Stored dataset items
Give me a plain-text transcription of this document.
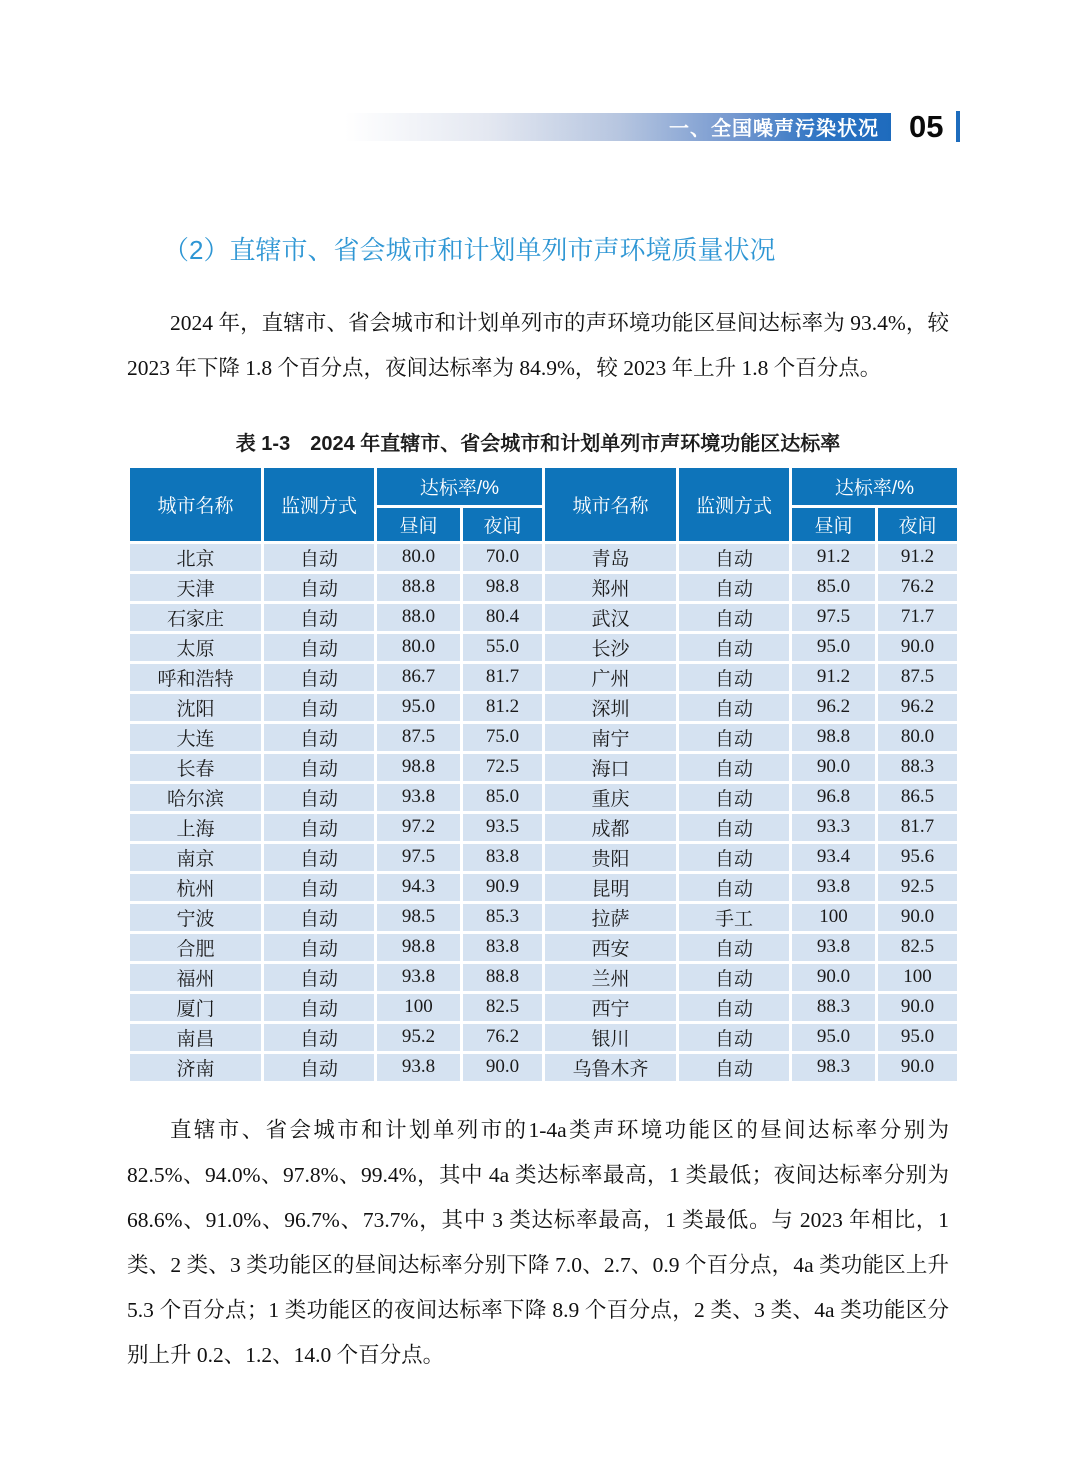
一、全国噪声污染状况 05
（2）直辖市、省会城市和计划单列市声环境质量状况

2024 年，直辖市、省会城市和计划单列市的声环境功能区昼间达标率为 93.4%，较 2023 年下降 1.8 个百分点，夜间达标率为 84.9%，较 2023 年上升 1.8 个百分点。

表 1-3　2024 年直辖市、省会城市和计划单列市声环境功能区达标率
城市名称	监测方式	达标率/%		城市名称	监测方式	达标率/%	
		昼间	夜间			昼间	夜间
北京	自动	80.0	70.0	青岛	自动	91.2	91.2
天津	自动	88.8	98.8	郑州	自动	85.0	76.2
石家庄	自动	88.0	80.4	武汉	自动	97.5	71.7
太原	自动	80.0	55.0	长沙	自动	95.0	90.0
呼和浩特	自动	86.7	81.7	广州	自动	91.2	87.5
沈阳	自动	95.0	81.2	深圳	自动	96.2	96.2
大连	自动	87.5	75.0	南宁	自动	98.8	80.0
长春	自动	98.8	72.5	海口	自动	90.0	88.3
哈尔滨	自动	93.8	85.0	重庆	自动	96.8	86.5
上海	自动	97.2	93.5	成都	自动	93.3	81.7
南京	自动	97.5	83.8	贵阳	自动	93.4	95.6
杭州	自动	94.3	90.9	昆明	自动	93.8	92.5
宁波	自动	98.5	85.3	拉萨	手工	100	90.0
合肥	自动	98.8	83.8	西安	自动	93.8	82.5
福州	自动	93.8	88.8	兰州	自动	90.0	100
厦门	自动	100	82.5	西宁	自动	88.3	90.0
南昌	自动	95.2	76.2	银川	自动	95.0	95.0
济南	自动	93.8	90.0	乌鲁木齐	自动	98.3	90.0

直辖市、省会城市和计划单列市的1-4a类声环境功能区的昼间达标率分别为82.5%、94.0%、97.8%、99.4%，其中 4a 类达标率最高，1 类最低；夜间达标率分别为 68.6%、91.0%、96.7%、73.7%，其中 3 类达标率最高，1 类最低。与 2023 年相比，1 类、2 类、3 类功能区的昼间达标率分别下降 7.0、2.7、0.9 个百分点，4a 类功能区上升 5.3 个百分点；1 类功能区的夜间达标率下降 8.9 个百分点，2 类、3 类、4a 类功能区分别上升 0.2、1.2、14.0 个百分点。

#### The task
Write out all the entries word for word, but skip any images.

#### Result of this task
Give me a plain-text transcription of this document.
一、全国噪声污染状况 05
（2）直辖市、省会城市和计划单列市声环境质量状况

2024 年，直辖市、省会城市和计划单列市的声环境功能区昼间达标率为 93.4%，较 2023 年下降 1.8 个百分点，夜间达标率为 84.9%，较 2023 年上升 1.8 个百分点。

表 1-3　2024 年直辖市、省会城市和计划单列市声环境功能区达标率
城市名称	监测方式	达标率/%		城市名称	监测方式	达标率/%	
		昼间	夜间			昼间	夜间
北京	自动	80.0	70.0	青岛	自动	91.2	91.2
天津	自动	88.8	98.8	郑州	自动	85.0	76.2
石家庄	自动	88.0	80.4	武汉	自动	97.5	71.7
太原	自动	80.0	55.0	长沙	自动	95.0	90.0
呼和浩特	自动	86.7	81.7	广州	自动	91.2	87.5
沈阳	自动	95.0	81.2	深圳	自动	96.2	96.2
大连	自动	87.5	75.0	南宁	自动	98.8	80.0
长春	自动	98.8	72.5	海口	自动	90.0	88.3
哈尔滨	自动	93.8	85.0	重庆	自动	96.8	86.5
上海	自动	97.2	93.5	成都	自动	93.3	81.7
南京	自动	97.5	83.8	贵阳	自动	93.4	95.6
杭州	自动	94.3	90.9	昆明	自动	93.8	92.5
宁波	自动	98.5	85.3	拉萨	手工	100	90.0
合肥	自动	98.8	83.8	西安	自动	93.8	82.5
福州	自动	93.8	88.8	兰州	自动	90.0	100
厦门	自动	100	82.5	西宁	自动	88.3	90.0
南昌	自动	95.2	76.2	银川	自动	95.0	95.0
济南	自动	93.8	90.0	乌鲁木齐	自动	98.3	90.0

直辖市、省会城市和计划单列市的1-4a类声环境功能区的昼间达标率分别为82.5%、94.0%、97.8%、99.4%，其中 4a 类达标率最高，1 类最低；夜间达标率分别为 68.6%、91.0%、96.7%、73.7%，其中 3 类达标率最高，1 类最低。与 2023 年相比，1 类、2 类、3 类功能区的昼间达标率分别下降 7.0、2.7、0.9 个百分点，4a 类功能区上升 5.3 个百分点；1 类功能区的夜间达标率下降 8.9 个百分点，2 类、3 类、4a 类功能区分别上升 0.2、1.2、14.0 个百分点。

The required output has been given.